Your task -
Reproduce this listing in full.

Extracted data entries -
--
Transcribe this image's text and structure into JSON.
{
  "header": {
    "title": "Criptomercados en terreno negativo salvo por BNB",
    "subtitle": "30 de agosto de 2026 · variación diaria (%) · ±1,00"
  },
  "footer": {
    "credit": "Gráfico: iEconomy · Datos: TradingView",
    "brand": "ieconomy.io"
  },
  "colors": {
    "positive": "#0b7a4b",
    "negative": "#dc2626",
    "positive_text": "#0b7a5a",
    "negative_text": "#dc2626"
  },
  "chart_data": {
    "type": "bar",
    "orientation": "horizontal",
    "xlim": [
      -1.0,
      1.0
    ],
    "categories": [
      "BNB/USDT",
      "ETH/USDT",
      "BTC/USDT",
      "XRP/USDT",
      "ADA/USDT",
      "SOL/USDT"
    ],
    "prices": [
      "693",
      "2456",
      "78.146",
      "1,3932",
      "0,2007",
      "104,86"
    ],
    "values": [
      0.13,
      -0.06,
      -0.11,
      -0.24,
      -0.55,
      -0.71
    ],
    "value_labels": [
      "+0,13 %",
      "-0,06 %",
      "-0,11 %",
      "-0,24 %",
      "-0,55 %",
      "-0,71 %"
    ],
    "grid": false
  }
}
--
Response -
Transcribe this image's text and structure into JSON.
{
  "header": {
    "title": "Criptomercados en terreno negativo salvo por BNB",
    "subtitle": "30 de agosto de 2026 · variación diaria (%) · ±1,00"
  },
  "footer": {
    "credit": "Gráfico: iEconomy · Datos: TradingView",
    "brand": "ieconomy.io"
  },
  "colors": {
    "positive": "#0b7a4b",
    "negative": "#dc2626",
    "positive_text": "#0b7a5a",
    "negative_text": "#dc2626"
  },
  "chart_data": {
    "type": "bar",
    "orientation": "horizontal",
    "xlim": [
      -1.0,
      1.0
    ],
    "categories": [
      "BNB/USDT",
      "ETH/USDT",
      "BTC/USDT",
      "XRP/USDT",
      "ADA/USDT",
      "SOL/USDT"
    ],
    "prices": [
      "693",
      "2456",
      "78.146",
      "1,3932",
      "0,2007",
      "104,86"
    ],
    "values": [
      0.13,
      -0.06,
      -0.11,
      -0.24,
      -0.55,
      -0.71
    ],
    "value_labels": [
      "+0,13 %",
      "-0,06 %",
      "-0,11 %",
      "-0,24 %",
      "-0,55 %",
      "-0,71 %"
    ],
    "grid": false
  }
}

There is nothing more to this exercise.